About this task: Reproduce the records below exactly; no pictures.

Records provided:

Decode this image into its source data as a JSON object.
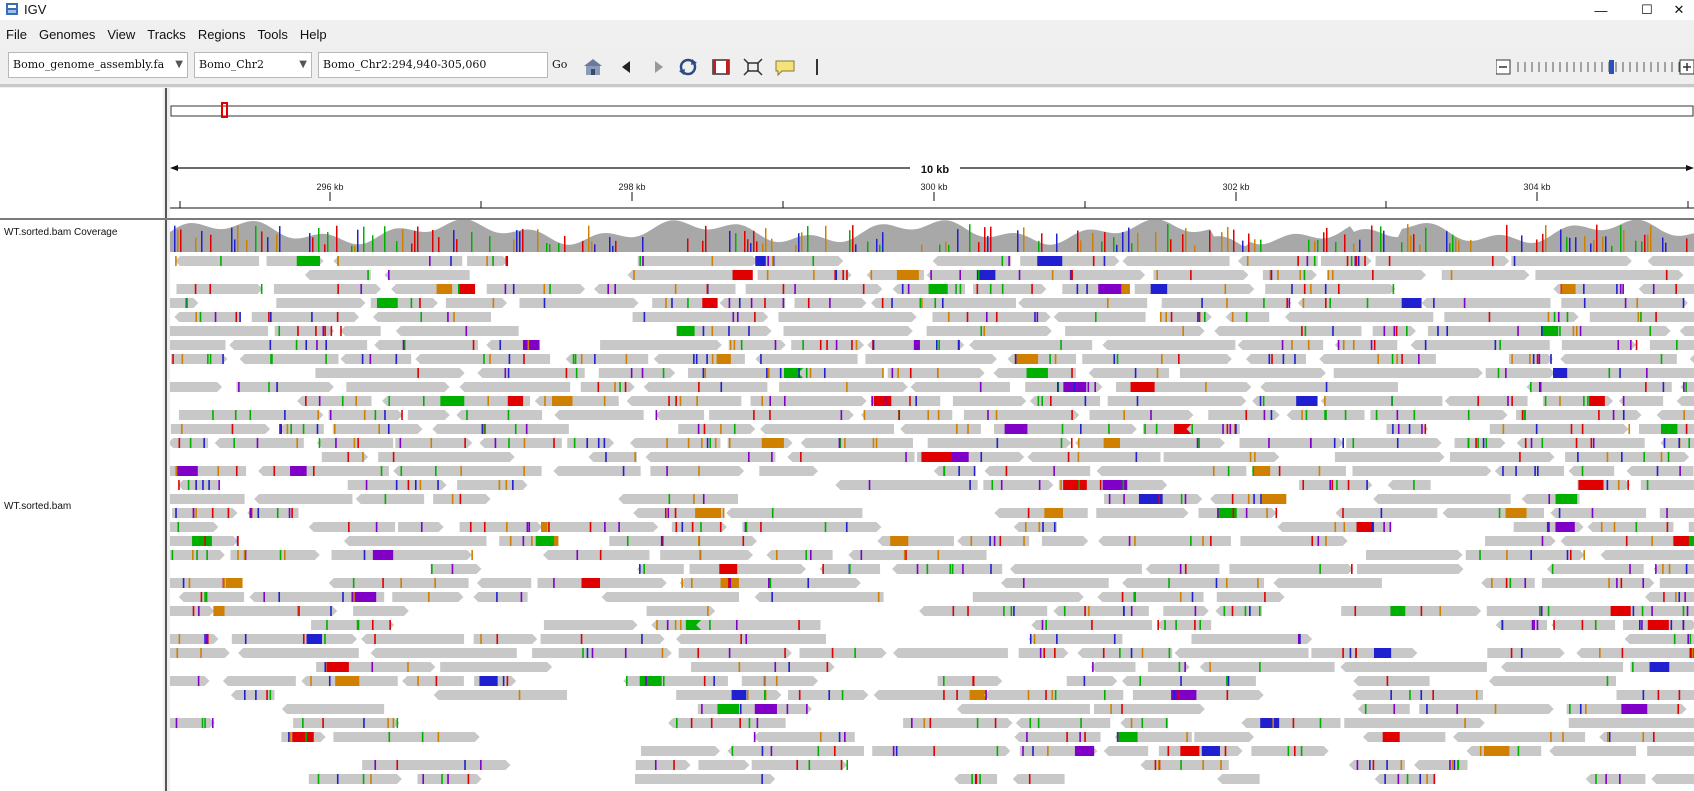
{
  "window": {
    "title": "IGV",
    "minimize_glyph": "—",
    "maximize_glyph": "☐",
    "close_glyph": "✕"
  },
  "menu": [
    "File",
    "Genomes",
    "View",
    "Tracks",
    "Regions",
    "Tools",
    "Help"
  ],
  "toolbar": {
    "genome": "Bomo_genome_assembly.fa",
    "chromosome": "Bomo_Chr2",
    "locus": "Bomo_Chr2:294,940-305,060",
    "go_label": "Go",
    "icons": [
      "home-icon",
      "back-icon",
      "forward-icon",
      "refresh-icon",
      "region-of-interest-icon",
      "resize-to-window-icon",
      "popup-text-icon"
    ]
  },
  "ruler": {
    "span_label": "10 kb",
    "ticks": [
      "296 kb",
      "298 kb",
      "300 kb",
      "302 kb",
      "304 kb"
    ]
  },
  "tracks": {
    "coverage_name": "WT.sorted.bam Coverage",
    "alignment_name": "WT.sorted.bam"
  },
  "colors": {
    "read": "#c8c8c8",
    "coverage": "#a8a8a8",
    "mismatch_A": "#00b000",
    "mismatch_C": "#2020d0",
    "mismatch_G": "#d08000",
    "mismatch_T": "#e00000",
    "insertion": "#8000c8",
    "ideogram_marker": "#e00000"
  }
}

Problem solution:
Decode this image into its source data as a JSON object.
{
  "window": {
    "title": "IGV",
    "minimize_glyph": "—",
    "maximize_glyph": "☐",
    "close_glyph": "✕"
  },
  "menu": [
    "File",
    "Genomes",
    "View",
    "Tracks",
    "Regions",
    "Tools",
    "Help"
  ],
  "toolbar": {
    "genome": "Bomo_genome_assembly.fa",
    "chromosome": "Bomo_Chr2",
    "locus": "Bomo_Chr2:294,940-305,060",
    "go_label": "Go",
    "icons": [
      "home-icon",
      "back-icon",
      "forward-icon",
      "refresh-icon",
      "region-of-interest-icon",
      "resize-to-window-icon",
      "popup-text-icon"
    ]
  },
  "ruler": {
    "span_label": "10 kb",
    "ticks": [
      "296 kb",
      "298 kb",
      "300 kb",
      "302 kb",
      "304 kb"
    ]
  },
  "tracks": {
    "coverage_name": "WT.sorted.bam Coverage",
    "alignment_name": "WT.sorted.bam"
  },
  "colors": {
    "read": "#c8c8c8",
    "coverage": "#a8a8a8",
    "mismatch_A": "#00b000",
    "mismatch_C": "#2020d0",
    "mismatch_G": "#d08000",
    "mismatch_T": "#e00000",
    "insertion": "#8000c8",
    "ideogram_marker": "#e00000"
  }
}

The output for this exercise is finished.